## Work instructions
All records below must be retyped exactly.

## Source records
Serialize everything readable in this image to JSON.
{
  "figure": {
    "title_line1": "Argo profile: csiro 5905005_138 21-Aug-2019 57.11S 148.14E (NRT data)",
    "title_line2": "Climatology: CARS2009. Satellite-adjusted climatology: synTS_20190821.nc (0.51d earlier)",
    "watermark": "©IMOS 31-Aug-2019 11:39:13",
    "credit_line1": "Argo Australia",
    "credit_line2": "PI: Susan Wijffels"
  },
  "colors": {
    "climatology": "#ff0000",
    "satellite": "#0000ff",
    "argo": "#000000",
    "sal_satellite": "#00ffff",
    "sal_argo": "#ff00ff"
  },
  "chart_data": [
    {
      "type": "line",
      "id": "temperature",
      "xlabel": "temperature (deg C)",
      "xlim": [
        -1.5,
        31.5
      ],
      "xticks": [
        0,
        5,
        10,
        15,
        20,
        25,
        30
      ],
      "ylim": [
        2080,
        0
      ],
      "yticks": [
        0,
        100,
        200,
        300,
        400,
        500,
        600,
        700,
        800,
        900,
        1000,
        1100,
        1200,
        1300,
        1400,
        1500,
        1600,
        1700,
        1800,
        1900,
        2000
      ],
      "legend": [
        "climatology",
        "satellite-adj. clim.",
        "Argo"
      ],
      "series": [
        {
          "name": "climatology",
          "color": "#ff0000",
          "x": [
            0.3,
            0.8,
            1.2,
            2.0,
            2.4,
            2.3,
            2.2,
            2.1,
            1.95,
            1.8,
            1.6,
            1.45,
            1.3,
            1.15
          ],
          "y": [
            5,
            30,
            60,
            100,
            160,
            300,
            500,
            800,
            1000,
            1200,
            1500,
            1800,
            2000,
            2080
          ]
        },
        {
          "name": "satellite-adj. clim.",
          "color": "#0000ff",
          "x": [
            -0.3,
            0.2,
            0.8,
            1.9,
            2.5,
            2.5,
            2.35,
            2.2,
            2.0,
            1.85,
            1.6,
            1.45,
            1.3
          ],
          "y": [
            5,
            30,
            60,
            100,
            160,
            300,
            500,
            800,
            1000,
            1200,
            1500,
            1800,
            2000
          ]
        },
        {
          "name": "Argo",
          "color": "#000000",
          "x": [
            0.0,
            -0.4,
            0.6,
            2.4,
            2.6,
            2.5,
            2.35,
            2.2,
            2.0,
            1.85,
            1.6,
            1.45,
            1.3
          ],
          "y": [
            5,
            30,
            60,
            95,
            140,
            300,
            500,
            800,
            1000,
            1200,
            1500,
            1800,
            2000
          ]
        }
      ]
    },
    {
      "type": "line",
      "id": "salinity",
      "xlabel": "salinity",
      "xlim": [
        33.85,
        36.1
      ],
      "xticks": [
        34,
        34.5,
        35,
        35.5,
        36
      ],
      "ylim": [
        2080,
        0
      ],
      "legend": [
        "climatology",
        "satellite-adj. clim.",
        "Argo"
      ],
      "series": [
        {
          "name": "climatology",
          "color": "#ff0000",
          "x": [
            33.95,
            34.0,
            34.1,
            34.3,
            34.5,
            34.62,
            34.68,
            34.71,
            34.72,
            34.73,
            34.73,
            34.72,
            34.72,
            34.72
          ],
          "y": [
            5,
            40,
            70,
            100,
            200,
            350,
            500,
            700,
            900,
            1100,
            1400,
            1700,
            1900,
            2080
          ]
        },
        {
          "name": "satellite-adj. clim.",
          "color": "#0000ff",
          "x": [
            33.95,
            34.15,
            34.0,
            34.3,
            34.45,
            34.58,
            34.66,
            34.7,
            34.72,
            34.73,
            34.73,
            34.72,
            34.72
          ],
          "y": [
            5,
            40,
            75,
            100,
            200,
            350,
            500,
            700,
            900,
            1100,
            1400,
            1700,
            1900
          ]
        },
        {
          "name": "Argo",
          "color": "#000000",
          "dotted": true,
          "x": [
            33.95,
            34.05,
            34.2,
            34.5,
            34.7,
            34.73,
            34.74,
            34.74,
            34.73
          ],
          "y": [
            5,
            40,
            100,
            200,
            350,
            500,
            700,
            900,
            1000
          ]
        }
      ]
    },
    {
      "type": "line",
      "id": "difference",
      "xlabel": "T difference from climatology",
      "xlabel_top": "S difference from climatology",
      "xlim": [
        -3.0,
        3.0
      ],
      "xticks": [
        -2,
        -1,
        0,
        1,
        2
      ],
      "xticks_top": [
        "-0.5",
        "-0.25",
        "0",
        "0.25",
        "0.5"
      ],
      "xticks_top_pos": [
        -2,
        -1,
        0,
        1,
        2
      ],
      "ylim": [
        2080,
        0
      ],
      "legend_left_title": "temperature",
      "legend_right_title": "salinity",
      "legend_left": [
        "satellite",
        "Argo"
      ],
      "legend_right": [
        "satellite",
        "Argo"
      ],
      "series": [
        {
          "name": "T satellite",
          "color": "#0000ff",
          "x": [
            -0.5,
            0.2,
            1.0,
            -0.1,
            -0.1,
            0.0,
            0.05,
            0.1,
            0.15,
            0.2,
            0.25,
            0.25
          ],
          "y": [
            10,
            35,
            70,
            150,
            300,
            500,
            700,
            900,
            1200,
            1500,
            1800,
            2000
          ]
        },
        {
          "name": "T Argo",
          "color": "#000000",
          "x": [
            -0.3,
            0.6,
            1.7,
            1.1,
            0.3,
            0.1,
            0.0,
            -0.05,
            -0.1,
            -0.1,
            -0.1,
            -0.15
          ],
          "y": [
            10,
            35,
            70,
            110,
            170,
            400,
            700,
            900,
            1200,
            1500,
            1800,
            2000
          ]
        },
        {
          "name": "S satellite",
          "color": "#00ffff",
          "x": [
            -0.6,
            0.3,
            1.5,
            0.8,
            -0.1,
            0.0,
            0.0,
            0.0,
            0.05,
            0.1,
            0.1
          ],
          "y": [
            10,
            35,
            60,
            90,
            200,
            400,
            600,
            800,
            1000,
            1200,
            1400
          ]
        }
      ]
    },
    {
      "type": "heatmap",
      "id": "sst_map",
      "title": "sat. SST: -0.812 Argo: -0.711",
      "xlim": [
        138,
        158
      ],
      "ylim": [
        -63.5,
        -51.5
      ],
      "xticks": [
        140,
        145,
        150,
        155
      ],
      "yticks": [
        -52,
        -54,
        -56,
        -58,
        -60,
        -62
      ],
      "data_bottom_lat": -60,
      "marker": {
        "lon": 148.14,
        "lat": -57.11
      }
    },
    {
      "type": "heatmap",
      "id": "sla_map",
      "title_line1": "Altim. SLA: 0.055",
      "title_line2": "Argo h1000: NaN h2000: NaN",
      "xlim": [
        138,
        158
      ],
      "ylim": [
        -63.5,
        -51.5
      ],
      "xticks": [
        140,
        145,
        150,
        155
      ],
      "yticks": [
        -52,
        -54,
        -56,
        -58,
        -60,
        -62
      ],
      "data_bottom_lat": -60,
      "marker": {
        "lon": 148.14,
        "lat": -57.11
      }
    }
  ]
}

## Result for this task
Serialize everything readable in this image to JSON.
{
  "figure": {
    "title_line1": "Argo profile: csiro 5905005_138 21-Aug-2019 57.11S 148.14E (NRT data)",
    "title_line2": "Climatology: CARS2009. Satellite-adjusted climatology: synTS_20190821.nc (0.51d earlier)",
    "watermark": "©IMOS 31-Aug-2019 11:39:13",
    "credit_line1": "Argo Australia",
    "credit_line2": "PI: Susan Wijffels"
  },
  "colors": {
    "climatology": "#ff0000",
    "satellite": "#0000ff",
    "argo": "#000000",
    "sal_satellite": "#00ffff",
    "sal_argo": "#ff00ff"
  },
  "chart_data": [
    {
      "type": "line",
      "id": "temperature",
      "xlabel": "temperature (deg C)",
      "xlim": [
        -1.5,
        31.5
      ],
      "xticks": [
        0,
        5,
        10,
        15,
        20,
        25,
        30
      ],
      "ylim": [
        2080,
        0
      ],
      "yticks": [
        0,
        100,
        200,
        300,
        400,
        500,
        600,
        700,
        800,
        900,
        1000,
        1100,
        1200,
        1300,
        1400,
        1500,
        1600,
        1700,
        1800,
        1900,
        2000
      ],
      "legend": [
        "climatology",
        "satellite-adj. clim.",
        "Argo"
      ],
      "series": [
        {
          "name": "climatology",
          "color": "#ff0000",
          "x": [
            0.3,
            0.8,
            1.2,
            2.0,
            2.4,
            2.3,
            2.2,
            2.1,
            1.95,
            1.8,
            1.6,
            1.45,
            1.3,
            1.15
          ],
          "y": [
            5,
            30,
            60,
            100,
            160,
            300,
            500,
            800,
            1000,
            1200,
            1500,
            1800,
            2000,
            2080
          ]
        },
        {
          "name": "satellite-adj. clim.",
          "color": "#0000ff",
          "x": [
            -0.3,
            0.2,
            0.8,
            1.9,
            2.5,
            2.5,
            2.35,
            2.2,
            2.0,
            1.85,
            1.6,
            1.45,
            1.3
          ],
          "y": [
            5,
            30,
            60,
            100,
            160,
            300,
            500,
            800,
            1000,
            1200,
            1500,
            1800,
            2000
          ]
        },
        {
          "name": "Argo",
          "color": "#000000",
          "x": [
            0.0,
            -0.4,
            0.6,
            2.4,
            2.6,
            2.5,
            2.35,
            2.2,
            2.0,
            1.85,
            1.6,
            1.45,
            1.3
          ],
          "y": [
            5,
            30,
            60,
            95,
            140,
            300,
            500,
            800,
            1000,
            1200,
            1500,
            1800,
            2000
          ]
        }
      ]
    },
    {
      "type": "line",
      "id": "salinity",
      "xlabel": "salinity",
      "xlim": [
        33.85,
        36.1
      ],
      "xticks": [
        34,
        34.5,
        35,
        35.5,
        36
      ],
      "ylim": [
        2080,
        0
      ],
      "legend": [
        "climatology",
        "satellite-adj. clim.",
        "Argo"
      ],
      "series": [
        {
          "name": "climatology",
          "color": "#ff0000",
          "x": [
            33.95,
            34.0,
            34.1,
            34.3,
            34.5,
            34.62,
            34.68,
            34.71,
            34.72,
            34.73,
            34.73,
            34.72,
            34.72,
            34.72
          ],
          "y": [
            5,
            40,
            70,
            100,
            200,
            350,
            500,
            700,
            900,
            1100,
            1400,
            1700,
            1900,
            2080
          ]
        },
        {
          "name": "satellite-adj. clim.",
          "color": "#0000ff",
          "x": [
            33.95,
            34.15,
            34.0,
            34.3,
            34.45,
            34.58,
            34.66,
            34.7,
            34.72,
            34.73,
            34.73,
            34.72,
            34.72
          ],
          "y": [
            5,
            40,
            75,
            100,
            200,
            350,
            500,
            700,
            900,
            1100,
            1400,
            1700,
            1900
          ]
        },
        {
          "name": "Argo",
          "color": "#000000",
          "dotted": true,
          "x": [
            33.95,
            34.05,
            34.2,
            34.5,
            34.7,
            34.73,
            34.74,
            34.74,
            34.73
          ],
          "y": [
            5,
            40,
            100,
            200,
            350,
            500,
            700,
            900,
            1000
          ]
        }
      ]
    },
    {
      "type": "line",
      "id": "difference",
      "xlabel": "T difference from climatology",
      "xlabel_top": "S difference from climatology",
      "xlim": [
        -3.0,
        3.0
      ],
      "xticks": [
        -2,
        -1,
        0,
        1,
        2
      ],
      "xticks_top": [
        "-0.5",
        "-0.25",
        "0",
        "0.25",
        "0.5"
      ],
      "xticks_top_pos": [
        -2,
        -1,
        0,
        1,
        2
      ],
      "ylim": [
        2080,
        0
      ],
      "legend_left_title": "temperature",
      "legend_right_title": "salinity",
      "legend_left": [
        "satellite",
        "Argo"
      ],
      "legend_right": [
        "satellite",
        "Argo"
      ],
      "series": [
        {
          "name": "T satellite",
          "color": "#0000ff",
          "x": [
            -0.5,
            0.2,
            1.0,
            -0.1,
            -0.1,
            0.0,
            0.05,
            0.1,
            0.15,
            0.2,
            0.25,
            0.25
          ],
          "y": [
            10,
            35,
            70,
            150,
            300,
            500,
            700,
            900,
            1200,
            1500,
            1800,
            2000
          ]
        },
        {
          "name": "T Argo",
          "color": "#000000",
          "x": [
            -0.3,
            0.6,
            1.7,
            1.1,
            0.3,
            0.1,
            0.0,
            -0.05,
            -0.1,
            -0.1,
            -0.1,
            -0.15
          ],
          "y": [
            10,
            35,
            70,
            110,
            170,
            400,
            700,
            900,
            1200,
            1500,
            1800,
            2000
          ]
        },
        {
          "name": "S satellite",
          "color": "#00ffff",
          "x": [
            -0.6,
            0.3,
            1.5,
            0.8,
            -0.1,
            0.0,
            0.0,
            0.0,
            0.05,
            0.1,
            0.1
          ],
          "y": [
            10,
            35,
            60,
            90,
            200,
            400,
            600,
            800,
            1000,
            1200,
            1400
          ]
        }
      ]
    },
    {
      "type": "heatmap",
      "id": "sst_map",
      "title": "sat. SST: -0.812 Argo: -0.711",
      "xlim": [
        138,
        158
      ],
      "ylim": [
        -63.5,
        -51.5
      ],
      "xticks": [
        140,
        145,
        150,
        155
      ],
      "yticks": [
        -52,
        -54,
        -56,
        -58,
        -60,
        -62
      ],
      "data_bottom_lat": -60,
      "marker": {
        "lon": 148.14,
        "lat": -57.11
      }
    },
    {
      "type": "heatmap",
      "id": "sla_map",
      "title_line1": "Altim. SLA: 0.055",
      "title_line2": "Argo h1000: NaN h2000: NaN",
      "xlim": [
        138,
        158
      ],
      "ylim": [
        -63.5,
        -51.5
      ],
      "xticks": [
        140,
        145,
        150,
        155
      ],
      "yticks": [
        -52,
        -54,
        -56,
        -58,
        -60,
        -62
      ],
      "data_bottom_lat": -60,
      "marker": {
        "lon": 148.14,
        "lat": -57.11
      }
    }
  ]
}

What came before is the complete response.